## WHAT YOU ARE ASKED TO DO
Select from the data all lines with the word "this".

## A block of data
• • •
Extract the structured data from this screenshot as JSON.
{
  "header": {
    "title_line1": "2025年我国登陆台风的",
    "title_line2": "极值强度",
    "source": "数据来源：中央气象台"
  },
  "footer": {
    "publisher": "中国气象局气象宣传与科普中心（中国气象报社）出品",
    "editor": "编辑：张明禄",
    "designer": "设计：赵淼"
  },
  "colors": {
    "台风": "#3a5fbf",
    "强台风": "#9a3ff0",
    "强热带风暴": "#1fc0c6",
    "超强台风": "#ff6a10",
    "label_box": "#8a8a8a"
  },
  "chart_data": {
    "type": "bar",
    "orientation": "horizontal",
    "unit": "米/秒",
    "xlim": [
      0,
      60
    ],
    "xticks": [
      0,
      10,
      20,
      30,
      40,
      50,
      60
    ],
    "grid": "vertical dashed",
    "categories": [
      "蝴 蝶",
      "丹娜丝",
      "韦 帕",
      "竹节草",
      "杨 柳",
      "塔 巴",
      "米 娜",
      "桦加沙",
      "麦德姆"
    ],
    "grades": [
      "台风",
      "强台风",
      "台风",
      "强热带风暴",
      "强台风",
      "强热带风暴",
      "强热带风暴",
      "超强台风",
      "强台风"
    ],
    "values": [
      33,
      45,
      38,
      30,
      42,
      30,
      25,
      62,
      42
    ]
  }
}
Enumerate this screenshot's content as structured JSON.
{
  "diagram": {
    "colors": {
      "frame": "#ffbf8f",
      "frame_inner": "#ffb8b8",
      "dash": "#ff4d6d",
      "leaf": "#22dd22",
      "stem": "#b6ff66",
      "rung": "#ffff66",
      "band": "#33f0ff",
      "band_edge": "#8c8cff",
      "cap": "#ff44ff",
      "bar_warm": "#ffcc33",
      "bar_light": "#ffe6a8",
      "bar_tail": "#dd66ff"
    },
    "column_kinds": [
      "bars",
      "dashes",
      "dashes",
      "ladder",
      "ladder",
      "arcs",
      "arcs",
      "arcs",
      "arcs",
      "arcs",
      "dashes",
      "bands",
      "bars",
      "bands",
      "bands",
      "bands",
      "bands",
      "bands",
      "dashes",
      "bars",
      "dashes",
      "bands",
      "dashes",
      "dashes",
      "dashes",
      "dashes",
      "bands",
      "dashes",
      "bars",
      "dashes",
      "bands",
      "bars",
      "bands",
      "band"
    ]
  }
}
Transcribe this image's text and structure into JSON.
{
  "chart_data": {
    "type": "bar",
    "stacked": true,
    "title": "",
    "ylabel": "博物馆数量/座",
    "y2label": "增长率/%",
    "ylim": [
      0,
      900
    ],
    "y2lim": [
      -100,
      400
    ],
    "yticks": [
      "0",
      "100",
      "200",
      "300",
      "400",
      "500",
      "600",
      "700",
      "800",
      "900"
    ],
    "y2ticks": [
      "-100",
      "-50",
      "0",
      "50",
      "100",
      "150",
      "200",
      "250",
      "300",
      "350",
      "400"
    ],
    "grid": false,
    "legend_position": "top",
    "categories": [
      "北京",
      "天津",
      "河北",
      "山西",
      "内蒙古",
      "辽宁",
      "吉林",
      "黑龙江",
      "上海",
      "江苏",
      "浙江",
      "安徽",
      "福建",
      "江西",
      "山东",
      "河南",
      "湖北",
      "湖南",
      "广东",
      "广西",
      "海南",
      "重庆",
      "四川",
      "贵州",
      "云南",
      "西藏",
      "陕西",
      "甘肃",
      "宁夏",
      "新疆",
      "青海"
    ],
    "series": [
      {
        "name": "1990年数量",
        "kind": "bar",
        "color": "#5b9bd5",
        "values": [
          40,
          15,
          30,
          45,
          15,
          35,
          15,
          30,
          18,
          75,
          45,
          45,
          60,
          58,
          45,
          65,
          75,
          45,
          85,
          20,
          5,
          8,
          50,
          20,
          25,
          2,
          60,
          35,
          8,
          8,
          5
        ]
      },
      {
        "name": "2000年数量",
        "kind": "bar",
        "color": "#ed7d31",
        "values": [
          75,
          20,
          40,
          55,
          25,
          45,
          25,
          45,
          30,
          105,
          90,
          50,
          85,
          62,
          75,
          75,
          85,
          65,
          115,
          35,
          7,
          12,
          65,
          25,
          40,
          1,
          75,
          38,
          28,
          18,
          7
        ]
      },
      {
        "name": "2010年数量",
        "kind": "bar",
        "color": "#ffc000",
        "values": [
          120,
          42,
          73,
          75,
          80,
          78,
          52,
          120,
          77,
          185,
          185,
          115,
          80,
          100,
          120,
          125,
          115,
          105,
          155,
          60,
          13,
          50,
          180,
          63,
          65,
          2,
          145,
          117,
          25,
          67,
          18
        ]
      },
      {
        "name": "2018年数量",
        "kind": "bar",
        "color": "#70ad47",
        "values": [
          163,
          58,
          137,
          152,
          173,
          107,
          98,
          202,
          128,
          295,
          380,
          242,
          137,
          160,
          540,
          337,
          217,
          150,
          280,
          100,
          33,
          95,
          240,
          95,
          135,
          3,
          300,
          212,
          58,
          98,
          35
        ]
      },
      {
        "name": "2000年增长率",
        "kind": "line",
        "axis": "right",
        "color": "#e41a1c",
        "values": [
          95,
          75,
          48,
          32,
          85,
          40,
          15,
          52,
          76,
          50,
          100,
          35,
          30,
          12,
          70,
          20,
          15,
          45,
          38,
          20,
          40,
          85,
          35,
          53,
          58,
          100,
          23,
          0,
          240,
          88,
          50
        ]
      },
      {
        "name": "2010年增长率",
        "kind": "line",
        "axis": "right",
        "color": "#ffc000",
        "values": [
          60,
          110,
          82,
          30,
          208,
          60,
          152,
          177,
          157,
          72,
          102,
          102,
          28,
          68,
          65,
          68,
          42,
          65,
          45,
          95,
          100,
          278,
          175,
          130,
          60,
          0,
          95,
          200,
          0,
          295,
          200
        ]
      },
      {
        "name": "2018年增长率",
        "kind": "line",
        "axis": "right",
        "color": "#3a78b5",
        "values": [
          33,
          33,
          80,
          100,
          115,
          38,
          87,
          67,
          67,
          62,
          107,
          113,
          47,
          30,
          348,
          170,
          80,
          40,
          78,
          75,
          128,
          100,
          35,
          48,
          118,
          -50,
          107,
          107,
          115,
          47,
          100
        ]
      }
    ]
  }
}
• • •
## RESPONSE TO THE TASK
Extract the structured data from this screenshot as JSON.
Enumerate this screenshot's content as structured JSON.
Transcribe this image's text and structure into JSON.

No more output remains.